## TO DO
Can you pull out each line of the data below that includes the word "более"?

## RECORDED DATA
##############################

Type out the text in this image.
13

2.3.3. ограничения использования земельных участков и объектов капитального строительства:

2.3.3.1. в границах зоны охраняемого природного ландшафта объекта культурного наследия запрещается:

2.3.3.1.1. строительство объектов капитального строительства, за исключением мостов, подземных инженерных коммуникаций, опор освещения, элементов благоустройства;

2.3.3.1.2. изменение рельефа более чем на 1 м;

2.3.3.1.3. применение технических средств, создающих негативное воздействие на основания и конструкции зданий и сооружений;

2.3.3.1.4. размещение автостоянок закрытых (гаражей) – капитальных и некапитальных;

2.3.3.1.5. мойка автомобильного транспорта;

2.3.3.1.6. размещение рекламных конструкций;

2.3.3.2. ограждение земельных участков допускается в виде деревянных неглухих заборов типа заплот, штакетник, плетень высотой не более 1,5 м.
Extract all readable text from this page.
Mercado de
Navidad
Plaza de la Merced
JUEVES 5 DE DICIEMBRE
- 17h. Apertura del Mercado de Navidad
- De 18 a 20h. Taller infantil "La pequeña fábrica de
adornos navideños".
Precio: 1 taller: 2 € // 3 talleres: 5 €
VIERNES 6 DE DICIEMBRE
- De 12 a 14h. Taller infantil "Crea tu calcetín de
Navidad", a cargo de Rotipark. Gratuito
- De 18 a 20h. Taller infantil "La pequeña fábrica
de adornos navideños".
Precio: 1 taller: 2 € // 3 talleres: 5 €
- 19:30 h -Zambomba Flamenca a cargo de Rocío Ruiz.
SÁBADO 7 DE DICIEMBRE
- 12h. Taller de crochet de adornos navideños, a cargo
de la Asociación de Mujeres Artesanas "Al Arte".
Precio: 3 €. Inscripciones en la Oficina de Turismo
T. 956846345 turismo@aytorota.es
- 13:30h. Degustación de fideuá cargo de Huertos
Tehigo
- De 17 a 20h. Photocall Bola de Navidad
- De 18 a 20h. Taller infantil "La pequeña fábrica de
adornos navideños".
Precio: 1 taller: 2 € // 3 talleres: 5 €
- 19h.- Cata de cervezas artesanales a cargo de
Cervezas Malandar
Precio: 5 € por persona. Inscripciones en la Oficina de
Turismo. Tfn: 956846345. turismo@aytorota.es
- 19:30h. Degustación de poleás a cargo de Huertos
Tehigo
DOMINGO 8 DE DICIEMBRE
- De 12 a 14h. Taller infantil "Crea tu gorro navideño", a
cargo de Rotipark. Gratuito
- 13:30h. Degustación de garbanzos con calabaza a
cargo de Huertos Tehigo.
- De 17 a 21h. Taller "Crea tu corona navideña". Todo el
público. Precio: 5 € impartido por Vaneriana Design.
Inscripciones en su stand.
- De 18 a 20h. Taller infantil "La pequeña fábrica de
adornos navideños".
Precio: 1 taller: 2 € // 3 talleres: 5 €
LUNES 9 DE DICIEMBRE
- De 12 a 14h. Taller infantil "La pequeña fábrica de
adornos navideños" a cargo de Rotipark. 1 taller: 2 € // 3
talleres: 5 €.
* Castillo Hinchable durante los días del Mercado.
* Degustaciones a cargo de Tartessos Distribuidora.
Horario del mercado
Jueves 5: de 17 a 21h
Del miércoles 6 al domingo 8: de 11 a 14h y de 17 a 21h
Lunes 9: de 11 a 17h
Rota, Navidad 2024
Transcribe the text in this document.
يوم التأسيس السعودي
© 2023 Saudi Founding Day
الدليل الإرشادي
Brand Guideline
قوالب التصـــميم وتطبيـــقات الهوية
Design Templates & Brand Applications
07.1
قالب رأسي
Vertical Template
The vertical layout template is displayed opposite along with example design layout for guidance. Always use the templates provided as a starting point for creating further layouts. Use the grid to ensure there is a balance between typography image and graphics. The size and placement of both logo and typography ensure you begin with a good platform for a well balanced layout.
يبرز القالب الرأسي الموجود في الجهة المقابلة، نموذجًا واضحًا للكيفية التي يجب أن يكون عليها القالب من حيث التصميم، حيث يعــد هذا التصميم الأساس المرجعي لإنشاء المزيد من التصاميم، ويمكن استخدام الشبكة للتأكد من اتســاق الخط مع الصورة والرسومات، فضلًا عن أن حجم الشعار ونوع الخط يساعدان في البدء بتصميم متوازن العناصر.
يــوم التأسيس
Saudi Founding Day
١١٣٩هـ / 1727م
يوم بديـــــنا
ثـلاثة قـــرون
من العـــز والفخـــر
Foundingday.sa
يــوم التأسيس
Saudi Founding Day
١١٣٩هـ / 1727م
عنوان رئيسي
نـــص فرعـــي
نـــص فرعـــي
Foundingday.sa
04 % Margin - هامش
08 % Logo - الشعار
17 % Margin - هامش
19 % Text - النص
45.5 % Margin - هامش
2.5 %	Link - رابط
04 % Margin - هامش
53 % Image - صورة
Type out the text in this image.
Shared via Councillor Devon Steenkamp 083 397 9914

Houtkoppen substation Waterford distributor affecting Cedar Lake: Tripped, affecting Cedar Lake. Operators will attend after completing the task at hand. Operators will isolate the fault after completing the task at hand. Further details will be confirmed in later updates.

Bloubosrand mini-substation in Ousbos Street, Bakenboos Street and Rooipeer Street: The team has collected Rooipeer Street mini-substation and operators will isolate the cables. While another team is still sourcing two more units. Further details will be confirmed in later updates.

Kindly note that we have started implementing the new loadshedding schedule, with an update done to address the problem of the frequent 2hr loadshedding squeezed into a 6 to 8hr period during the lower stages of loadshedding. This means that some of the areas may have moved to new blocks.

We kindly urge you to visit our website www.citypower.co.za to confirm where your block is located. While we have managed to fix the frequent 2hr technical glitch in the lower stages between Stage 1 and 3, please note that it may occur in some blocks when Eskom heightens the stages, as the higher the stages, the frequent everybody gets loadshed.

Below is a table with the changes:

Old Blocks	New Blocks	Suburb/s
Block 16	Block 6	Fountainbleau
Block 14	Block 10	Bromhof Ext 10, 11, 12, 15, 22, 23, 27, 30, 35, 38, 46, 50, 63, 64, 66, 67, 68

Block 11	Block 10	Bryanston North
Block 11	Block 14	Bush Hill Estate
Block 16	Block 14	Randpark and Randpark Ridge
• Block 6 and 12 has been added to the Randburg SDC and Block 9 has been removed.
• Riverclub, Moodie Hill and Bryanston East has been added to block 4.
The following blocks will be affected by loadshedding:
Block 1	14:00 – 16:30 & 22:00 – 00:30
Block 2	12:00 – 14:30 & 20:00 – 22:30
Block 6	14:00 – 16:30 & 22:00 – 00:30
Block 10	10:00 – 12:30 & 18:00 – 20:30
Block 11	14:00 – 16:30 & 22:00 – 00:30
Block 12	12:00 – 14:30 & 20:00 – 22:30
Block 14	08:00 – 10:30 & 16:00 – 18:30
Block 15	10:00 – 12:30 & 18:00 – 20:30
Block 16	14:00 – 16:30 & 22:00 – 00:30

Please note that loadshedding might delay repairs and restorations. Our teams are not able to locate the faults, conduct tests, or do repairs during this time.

##############################

## SOLUTION FOR THIS EXERCISE
2.3.3.1.2. изменение рельефа более чем на 1 м;
2.3.3.2. ограждение земельных участков допускается в виде деревянных неглухих заборов типа заплот, штакетник, плетень высотой не более 1,5 м.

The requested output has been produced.